▸ **Given instruction**
Output every line below without omitting or altering anything.

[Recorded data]

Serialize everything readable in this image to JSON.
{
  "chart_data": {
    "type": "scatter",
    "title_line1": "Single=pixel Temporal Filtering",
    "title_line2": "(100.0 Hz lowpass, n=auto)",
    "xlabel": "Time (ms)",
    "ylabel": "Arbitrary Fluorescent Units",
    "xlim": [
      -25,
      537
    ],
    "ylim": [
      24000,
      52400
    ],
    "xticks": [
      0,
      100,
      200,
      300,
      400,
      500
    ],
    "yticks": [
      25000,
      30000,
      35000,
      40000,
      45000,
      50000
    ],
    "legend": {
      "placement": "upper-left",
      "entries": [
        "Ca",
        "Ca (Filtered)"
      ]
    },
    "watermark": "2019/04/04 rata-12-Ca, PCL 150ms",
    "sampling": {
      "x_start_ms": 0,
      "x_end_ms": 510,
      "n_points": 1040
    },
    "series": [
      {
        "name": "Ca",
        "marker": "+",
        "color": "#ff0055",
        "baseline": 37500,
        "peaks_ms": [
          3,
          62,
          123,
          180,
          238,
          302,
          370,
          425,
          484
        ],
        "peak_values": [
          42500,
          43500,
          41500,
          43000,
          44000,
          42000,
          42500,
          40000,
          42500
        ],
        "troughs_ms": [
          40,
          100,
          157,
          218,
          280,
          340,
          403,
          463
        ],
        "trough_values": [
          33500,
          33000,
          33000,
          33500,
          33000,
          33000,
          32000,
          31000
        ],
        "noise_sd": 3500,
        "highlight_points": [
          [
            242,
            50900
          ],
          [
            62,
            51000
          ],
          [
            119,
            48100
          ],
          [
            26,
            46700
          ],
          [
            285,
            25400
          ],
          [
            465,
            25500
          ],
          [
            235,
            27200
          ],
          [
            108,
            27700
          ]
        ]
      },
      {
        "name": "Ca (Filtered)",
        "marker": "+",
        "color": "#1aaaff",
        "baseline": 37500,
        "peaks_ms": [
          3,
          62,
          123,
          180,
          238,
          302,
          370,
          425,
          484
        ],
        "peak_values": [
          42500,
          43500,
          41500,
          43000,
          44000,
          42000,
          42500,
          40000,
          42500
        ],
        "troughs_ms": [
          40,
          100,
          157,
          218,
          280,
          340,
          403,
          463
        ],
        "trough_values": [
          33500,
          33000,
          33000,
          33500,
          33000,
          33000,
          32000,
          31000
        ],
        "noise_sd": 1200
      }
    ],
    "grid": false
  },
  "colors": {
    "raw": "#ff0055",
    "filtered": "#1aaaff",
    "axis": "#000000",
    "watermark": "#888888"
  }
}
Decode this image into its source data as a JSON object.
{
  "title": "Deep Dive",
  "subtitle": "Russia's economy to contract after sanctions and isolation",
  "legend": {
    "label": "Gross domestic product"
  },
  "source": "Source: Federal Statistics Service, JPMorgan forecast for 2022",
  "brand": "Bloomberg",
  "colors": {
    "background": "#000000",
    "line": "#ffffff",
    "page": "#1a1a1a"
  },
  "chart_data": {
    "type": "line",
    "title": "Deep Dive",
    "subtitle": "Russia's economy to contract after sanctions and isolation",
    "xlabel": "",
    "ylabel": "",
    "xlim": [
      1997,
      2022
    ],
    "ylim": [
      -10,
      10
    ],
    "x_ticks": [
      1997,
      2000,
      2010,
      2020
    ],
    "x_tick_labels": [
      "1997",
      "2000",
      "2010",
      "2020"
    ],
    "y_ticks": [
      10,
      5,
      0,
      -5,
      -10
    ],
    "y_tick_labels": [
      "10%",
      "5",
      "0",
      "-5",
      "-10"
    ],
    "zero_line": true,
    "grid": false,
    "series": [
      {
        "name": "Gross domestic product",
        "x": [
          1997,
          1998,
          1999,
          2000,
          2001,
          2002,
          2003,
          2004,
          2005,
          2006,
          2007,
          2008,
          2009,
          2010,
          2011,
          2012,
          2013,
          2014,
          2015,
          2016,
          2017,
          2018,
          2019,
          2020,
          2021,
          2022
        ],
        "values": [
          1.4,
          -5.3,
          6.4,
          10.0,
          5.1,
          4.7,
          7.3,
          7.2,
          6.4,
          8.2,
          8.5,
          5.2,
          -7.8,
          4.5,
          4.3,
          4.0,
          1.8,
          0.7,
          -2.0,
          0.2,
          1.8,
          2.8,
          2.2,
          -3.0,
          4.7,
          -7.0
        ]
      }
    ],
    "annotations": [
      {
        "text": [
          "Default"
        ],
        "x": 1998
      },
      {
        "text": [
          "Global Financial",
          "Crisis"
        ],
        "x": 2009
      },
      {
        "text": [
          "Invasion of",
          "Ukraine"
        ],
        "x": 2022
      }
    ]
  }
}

▸ **Exercise output**
Serialize everything readable in this image to JSON.
{
  "chart_data": {
    "type": "scatter",
    "title_line1": "Single=pixel Temporal Filtering",
    "title_line2": "(100.0 Hz lowpass, n=auto)",
    "xlabel": "Time (ms)",
    "ylabel": "Arbitrary Fluorescent Units",
    "xlim": [
      -25,
      537
    ],
    "ylim": [
      24000,
      52400
    ],
    "xticks": [
      0,
      100,
      200,
      300,
      400,
      500
    ],
    "yticks": [
      25000,
      30000,
      35000,
      40000,
      45000,
      50000
    ],
    "legend": {
      "placement": "upper-left",
      "entries": [
        "Ca",
        "Ca (Filtered)"
      ]
    },
    "watermark": "2019/04/04 rata-12-Ca, PCL 150ms",
    "sampling": {
      "x_start_ms": 0,
      "x_end_ms": 510,
      "n_points": 1040
    },
    "series": [
      {
        "name": "Ca",
        "marker": "+",
        "color": "#ff0055",
        "baseline": 37500,
        "peaks_ms": [
          3,
          62,
          123,
          180,
          238,
          302,
          370,
          425,
          484
        ],
        "peak_values": [
          42500,
          43500,
          41500,
          43000,
          44000,
          42000,
          42500,
          40000,
          42500
        ],
        "troughs_ms": [
          40,
          100,
          157,
          218,
          280,
          340,
          403,
          463
        ],
        "trough_values": [
          33500,
          33000,
          33000,
          33500,
          33000,
          33000,
          32000,
          31000
        ],
        "noise_sd": 3500,
        "highlight_points": [
          [
            242,
            50900
          ],
          [
            62,
            51000
          ],
          [
            119,
            48100
          ],
          [
            26,
            46700
          ],
          [
            285,
            25400
          ],
          [
            465,
            25500
          ],
          [
            235,
            27200
          ],
          [
            108,
            27700
          ]
        ]
      },
      {
        "name": "Ca (Filtered)",
        "marker": "+",
        "color": "#1aaaff",
        "baseline": 37500,
        "peaks_ms": [
          3,
          62,
          123,
          180,
          238,
          302,
          370,
          425,
          484
        ],
        "peak_values": [
          42500,
          43500,
          41500,
          43000,
          44000,
          42000,
          42500,
          40000,
          42500
        ],
        "troughs_ms": [
          40,
          100,
          157,
          218,
          280,
          340,
          403,
          463
        ],
        "trough_values": [
          33500,
          33000,
          33000,
          33500,
          33000,
          33000,
          32000,
          31000
        ],
        "noise_sd": 1200
      }
    ],
    "grid": false
  },
  "colors": {
    "raw": "#ff0055",
    "filtered": "#1aaaff",
    "axis": "#000000",
    "watermark": "#888888"
  }
}
Decode this image into its source data as a JSON object.
{
  "title": "Deep Dive",
  "subtitle": "Russia's economy to contract after sanctions and isolation",
  "legend": {
    "label": "Gross domestic product"
  },
  "source": "Source: Federal Statistics Service, JPMorgan forecast for 2022",
  "brand": "Bloomberg",
  "colors": {
    "background": "#000000",
    "line": "#ffffff",
    "page": "#1a1a1a"
  },
  "chart_data": {
    "type": "line",
    "title": "Deep Dive",
    "subtitle": "Russia's economy to contract after sanctions and isolation",
    "xlabel": "",
    "ylabel": "",
    "xlim": [
      1997,
      2022
    ],
    "ylim": [
      -10,
      10
    ],
    "x_ticks": [
      1997,
      2000,
      2010,
      2020
    ],
    "x_tick_labels": [
      "1997",
      "2000",
      "2010",
      "2020"
    ],
    "y_ticks": [
      10,
      5,
      0,
      -5,
      -10
    ],
    "y_tick_labels": [
      "10%",
      "5",
      "0",
      "-5",
      "-10"
    ],
    "zero_line": true,
    "grid": false,
    "series": [
      {
        "name": "Gross domestic product",
        "x": [
          1997,
          1998,
          1999,
          2000,
          2001,
          2002,
          2003,
          2004,
          2005,
          2006,
          2007,
          2008,
          2009,
          2010,
          2011,
          2012,
          2013,
          2014,
          2015,
          2016,
          2017,
          2018,
          2019,
          2020,
          2021,
          2022
        ],
        "values": [
          1.4,
          -5.3,
          6.4,
          10.0,
          5.1,
          4.7,
          7.3,
          7.2,
          6.4,
          8.2,
          8.5,
          5.2,
          -7.8,
          4.5,
          4.3,
          4.0,
          1.8,
          0.7,
          -2.0,
          0.2,
          1.8,
          2.8,
          2.2,
          -3.0,
          4.7,
          -7.0
        ]
      }
    ],
    "annotations": [
      {
        "text": [
          "Default"
        ],
        "x": 1998
      },
      {
        "text": [
          "Global Financial",
          "Crisis"
        ],
        "x": 2009
      },
      {
        "text": [
          "Invasion of",
          "Ukraine"
        ],
        "x": 2022
      }
    ]
  }
}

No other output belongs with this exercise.